Brief: Extract each line of the data and write it out again exactly.

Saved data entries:
------------------------------------------------
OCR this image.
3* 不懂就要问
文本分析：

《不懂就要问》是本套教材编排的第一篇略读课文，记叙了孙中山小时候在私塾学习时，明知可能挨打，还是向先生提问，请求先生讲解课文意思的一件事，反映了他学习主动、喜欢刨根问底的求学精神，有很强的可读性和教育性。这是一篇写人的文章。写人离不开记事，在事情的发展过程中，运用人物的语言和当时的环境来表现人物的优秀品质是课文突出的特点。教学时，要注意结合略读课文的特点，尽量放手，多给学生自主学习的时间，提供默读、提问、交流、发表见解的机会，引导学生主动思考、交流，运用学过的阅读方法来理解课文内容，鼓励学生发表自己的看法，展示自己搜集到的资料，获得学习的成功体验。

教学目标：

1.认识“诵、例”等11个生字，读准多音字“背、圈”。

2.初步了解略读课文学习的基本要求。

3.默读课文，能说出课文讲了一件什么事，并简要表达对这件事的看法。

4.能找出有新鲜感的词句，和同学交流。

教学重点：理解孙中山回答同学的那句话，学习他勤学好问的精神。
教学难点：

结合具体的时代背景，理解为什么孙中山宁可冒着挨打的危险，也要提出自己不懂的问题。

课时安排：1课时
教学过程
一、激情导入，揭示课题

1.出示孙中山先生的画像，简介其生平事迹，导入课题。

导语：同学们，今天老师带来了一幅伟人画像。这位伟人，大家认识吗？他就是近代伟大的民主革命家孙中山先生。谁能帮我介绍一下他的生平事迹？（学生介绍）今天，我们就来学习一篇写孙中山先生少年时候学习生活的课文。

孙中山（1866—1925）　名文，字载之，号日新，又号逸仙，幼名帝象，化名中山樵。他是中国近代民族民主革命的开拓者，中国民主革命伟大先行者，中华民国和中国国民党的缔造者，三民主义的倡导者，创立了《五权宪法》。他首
------------------------------------------------
Completed task:
OCR this image.
3* 不懂就要问
文本分析：

《不懂就要问》是本套教材编排的第一篇略读课文，记叙了孙中山小时候在私塾学习时，明知可能挨打，还是向先生提问，请求先生讲解课文意思的一件事，反映了他学习主动、喜欢刨根问底的求学精神，有很强的可读性和教育性。这是一篇写人的文章。写人离不开记事，在事情的发展过程中，运用人物的语言和当时的环境来表现人物的优秀品质是课文突出的特点。教学时，要注意结合略读课文的特点，尽量放手，多给学生自主学习的时间，提供默读、提问、交流、发表见解的机会，引导学生主动思考、交流，运用学过的阅读方法来理解课文内容，鼓励学生发表自己的看法，展示自己搜集到的资料，获得学习的成功体验。

教学目标：

1.认识“诵、例”等11个生字，读准多音字“背、圈”。

2.初步了解略读课文学习的基本要求。

3.默读课文，能说出课文讲了一件什么事，并简要表达对这件事的看法。

4.能找出有新鲜感的词句，和同学交流。

教学重点：理解孙中山回答同学的那句话，学习他勤学好问的精神。
教学难点：

结合具体的时代背景，理解为什么孙中山宁可冒着挨打的危险，也要提出自己不懂的问题。

课时安排：1课时
教学过程
一、激情导入，揭示课题

1.出示孙中山先生的画像，简介其生平事迹，导入课题。

导语：同学们，今天老师带来了一幅伟人画像。这位伟人，大家认识吗？他就是近代伟大的民主革命家孙中山先生。谁能帮我介绍一下他的生平事迹？（学生介绍）今天，我们就来学习一篇写孙中山先生少年时候学习生活的课文。

孙中山（1866—1925）　名文，字载之，号日新，又号逸仙，幼名帝象，化名中山樵。他是中国近代民族民主革命的开拓者，中国民主革命伟大先行者，中华民国和中国国民党的缔造者，三民主义的倡导者，创立了《五权宪法》。他首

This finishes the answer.